--- begin ---
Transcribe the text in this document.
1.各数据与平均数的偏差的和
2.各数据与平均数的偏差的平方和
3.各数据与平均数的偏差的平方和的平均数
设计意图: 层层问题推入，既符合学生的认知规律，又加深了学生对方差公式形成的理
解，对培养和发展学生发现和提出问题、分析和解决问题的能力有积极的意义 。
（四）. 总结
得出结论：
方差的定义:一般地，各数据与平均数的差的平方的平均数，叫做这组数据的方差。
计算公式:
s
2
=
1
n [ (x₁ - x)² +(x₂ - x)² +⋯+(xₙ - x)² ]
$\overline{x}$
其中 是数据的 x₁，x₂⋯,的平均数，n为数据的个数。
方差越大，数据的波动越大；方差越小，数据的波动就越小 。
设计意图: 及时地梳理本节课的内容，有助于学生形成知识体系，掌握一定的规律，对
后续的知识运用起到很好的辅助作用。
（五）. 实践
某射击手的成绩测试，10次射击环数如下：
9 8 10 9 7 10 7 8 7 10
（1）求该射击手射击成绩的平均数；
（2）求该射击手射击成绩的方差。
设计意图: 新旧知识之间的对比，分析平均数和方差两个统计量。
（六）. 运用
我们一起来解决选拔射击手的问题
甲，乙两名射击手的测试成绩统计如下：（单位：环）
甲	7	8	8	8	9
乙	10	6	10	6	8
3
--- end ---
Quote all of the entries exactly as they appear.

→ **Solved problem**
Transcribe the text in this document.
1.各数据与平均数的偏差的和
2.各数据与平均数的偏差的平方和
3.各数据与平均数的偏差的平方和的平均数
设计意图: 层层问题推入，既符合学生的认知规律，又加深了学生对方差公式形成的理
解，对培养和发展学生发现和提出问题、分析和解决问题的能力有积极的意义 。
（四）. 总结
得出结论：
方差的定义:一般地，各数据与平均数的差的平方的平均数，叫做这组数据的方差。
计算公式:
s
2
=
1
n [ (x₁ - x)² +(x₂ - x)² +⋯+(xₙ - x)² ]
$\overline{x}$
其中 是数据的 x₁，x₂⋯,的平均数，n为数据的个数。
方差越大，数据的波动越大；方差越小，数据的波动就越小 。
设计意图: 及时地梳理本节课的内容，有助于学生形成知识体系，掌握一定的规律，对
后续的知识运用起到很好的辅助作用。
（五）. 实践
某射击手的成绩测试，10次射击环数如下：
9 8 10 9 7 10 7 8 7 10
（1）求该射击手射击成绩的平均数；
（2）求该射击手射击成绩的方差。
设计意图: 新旧知识之间的对比，分析平均数和方差两个统计量。
（六）. 运用
我们一起来解决选拔射击手的问题
甲，乙两名射击手的测试成绩统计如下：（单位：环）
甲	7	8	8	8	9
乙	10	6	10	6	8
3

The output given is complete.